* THE PROBLEM
Drop every picture and give the entries back exactly.
^^^^
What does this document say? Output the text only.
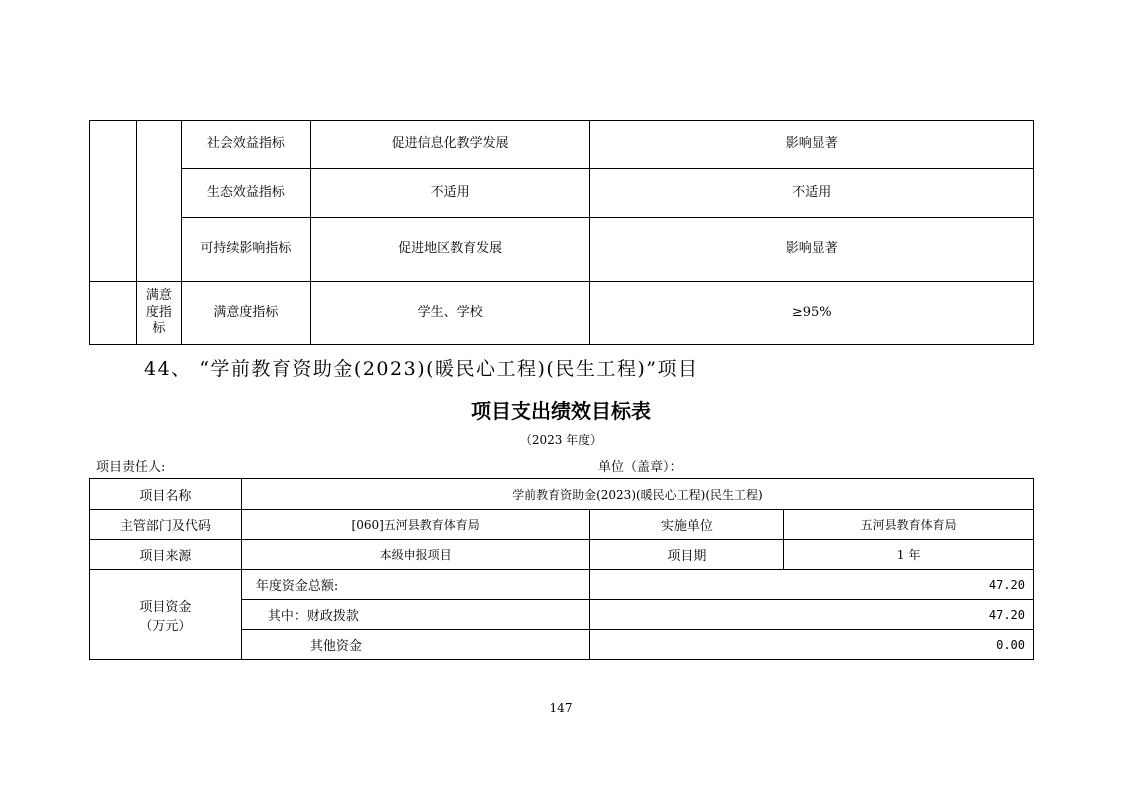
		社会效益指标	促进信息化教学发展	影响显著
		生态效益指标	不适用	不适用
		可持续影响指标	促进地区教育发展	影响显著

	满意
度指
标	满意度指标	学生、学校	≥95%
44、 “学前教育资助金(2023)(暖民心工程)(民生工程)”项目
项目支出绩效目标表
（2023 年度）
项目责任人:	单位（盖章）：
项目名称	学前教育资助金(2023)(暖民心工程)(民生工程)		
主管部门及代码	[060]五河县教育体育局	实施单位	五河县教育体育局
项目来源	本级申报项目	项目期	1 年

项目资金
（万元）	年度资金总额:	47.20	
	其中：财政拨款	47.20	
	其他资金	0.00	
147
^^^^
* WRITTEN RESPONSE
What does this document say? Output the text only.
		社会效益指标	促进信息化教学发展	影响显著
		生态效益指标	不适用	不适用
		可持续影响指标	促进地区教育发展	影响显著

	满意
度指
标	满意度指标	学生、学校	≥95%
44、 “学前教育资助金(2023)(暖民心工程)(民生工程)”项目
项目支出绩效目标表
（2023 年度）
项目责任人:	单位（盖章）：
项目名称	学前教育资助金(2023)(暖民心工程)(民生工程)		
主管部门及代码	[060]五河县教育体育局	实施单位	五河县教育体育局
项目来源	本级申报项目	项目期	1 年

项目资金
（万元）	年度资金总额:	47.20	
	其中：财政拨款	47.20	
	其他资金	0.00	
147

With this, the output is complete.